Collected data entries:
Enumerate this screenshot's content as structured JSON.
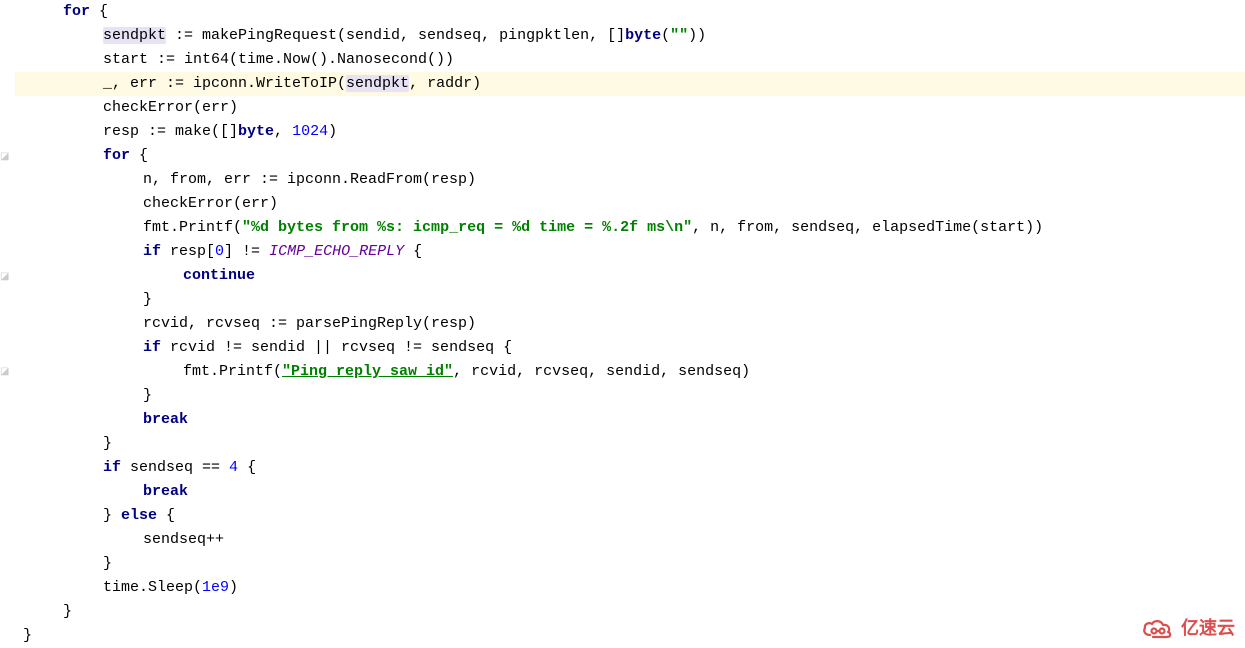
{
  "code": {
    "l1_for": "for",
    "l1_brace": " {",
    "l2_sendpkt": "sendpkt",
    "l2_assign": " := makePingRequest(sendid, sendseq, pingpktlen, []",
    "l2_byte": "byte",
    "l2_paren": "(",
    "l2_str": "\"\"",
    "l2_end": "))",
    "l3_a": "start := int64(time.Now().Nanosecond())",
    "l4_a": "_, err := ipconn.WriteToIP(",
    "l4_sendpkt": "sendpkt",
    "l4_b": ", raddr)",
    "l5": "checkError(err)",
    "l6_a": "resp := make([]",
    "l6_byte": "byte",
    "l6_b": ", ",
    "l6_num": "1024",
    "l6_c": ")",
    "l7_for": "for",
    "l7_brace": " {",
    "l8": "n, from, err := ipconn.ReadFrom(resp)",
    "l9": "checkError(err)",
    "l10_a": "fmt.Printf(",
    "l10_str": "\"%d bytes from %s: icmp_req = %d time = %.2f ms\\n\"",
    "l10_b": ", n, from, sendseq, elapsedTime(start))",
    "l11_if": "if",
    "l11_a": " resp[",
    "l11_num": "0",
    "l11_b": "] != ",
    "l11_const": "ICMP_ECHO_REPLY",
    "l11_c": " {",
    "l12": "continue",
    "l13": "}",
    "l14": "rcvid, rcvseq := parsePingReply(resp)",
    "l15_if": "if",
    "l15_a": " rcvid != sendid || rcvseq != sendseq {",
    "l16_a": "fmt.Printf(",
    "l16_str": "\"Ping reply saw id\"",
    "l16_b": ", rcvid, rcvseq, sendid, sendseq)",
    "l17": "}",
    "l18": "break",
    "l19": "}",
    "l20_if": "if",
    "l20_a": " sendseq == ",
    "l20_num": "4",
    "l20_b": " {",
    "l21": "break",
    "l22_a": "} ",
    "l22_else": "else",
    "l22_b": " {",
    "l23": "sendseq++",
    "l24": "}",
    "l25_a": "time.Sleep(",
    "l25_num": "1e9",
    "l25_b": ")",
    "l26": "}",
    "l27": "}"
  },
  "watermark": {
    "text": "亿速云"
  }
}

*Given instruction*. Transcribe all entries above exactly. Drop the pictures.

*The solution*.
Enumerate this screenshot's content as structured JSON.
{
  "code": {
    "l1_for": "for",
    "l1_brace": " {",
    "l2_sendpkt": "sendpkt",
    "l2_assign": " := makePingRequest(sendid, sendseq, pingpktlen, []",
    "l2_byte": "byte",
    "l2_paren": "(",
    "l2_str": "\"\"",
    "l2_end": "))",
    "l3_a": "start := int64(time.Now().Nanosecond())",
    "l4_a": "_, err := ipconn.WriteToIP(",
    "l4_sendpkt": "sendpkt",
    "l4_b": ", raddr)",
    "l5": "checkError(err)",
    "l6_a": "resp := make([]",
    "l6_byte": "byte",
    "l6_b": ", ",
    "l6_num": "1024",
    "l6_c": ")",
    "l7_for": "for",
    "l7_brace": " {",
    "l8": "n, from, err := ipconn.ReadFrom(resp)",
    "l9": "checkError(err)",
    "l10_a": "fmt.Printf(",
    "l10_str": "\"%d bytes from %s: icmp_req = %d time = %.2f ms\\n\"",
    "l10_b": ", n, from, sendseq, elapsedTime(start))",
    "l11_if": "if",
    "l11_a": " resp[",
    "l11_num": "0",
    "l11_b": "] != ",
    "l11_const": "ICMP_ECHO_REPLY",
    "l11_c": " {",
    "l12": "continue",
    "l13": "}",
    "l14": "rcvid, rcvseq := parsePingReply(resp)",
    "l15_if": "if",
    "l15_a": " rcvid != sendid || rcvseq != sendseq {",
    "l16_a": "fmt.Printf(",
    "l16_str": "\"Ping reply saw id\"",
    "l16_b": ", rcvid, rcvseq, sendid, sendseq)",
    "l17": "}",
    "l18": "break",
    "l19": "}",
    "l20_if": "if",
    "l20_a": " sendseq == ",
    "l20_num": "4",
    "l20_b": " {",
    "l21": "break",
    "l22_a": "} ",
    "l22_else": "else",
    "l22_b": " {",
    "l23": "sendseq++",
    "l24": "}",
    "l25_a": "time.Sleep(",
    "l25_num": "1e9",
    "l25_b": ")",
    "l26": "}",
    "l27": "}"
  },
  "watermark": {
    "text": "亿速云"
  }
}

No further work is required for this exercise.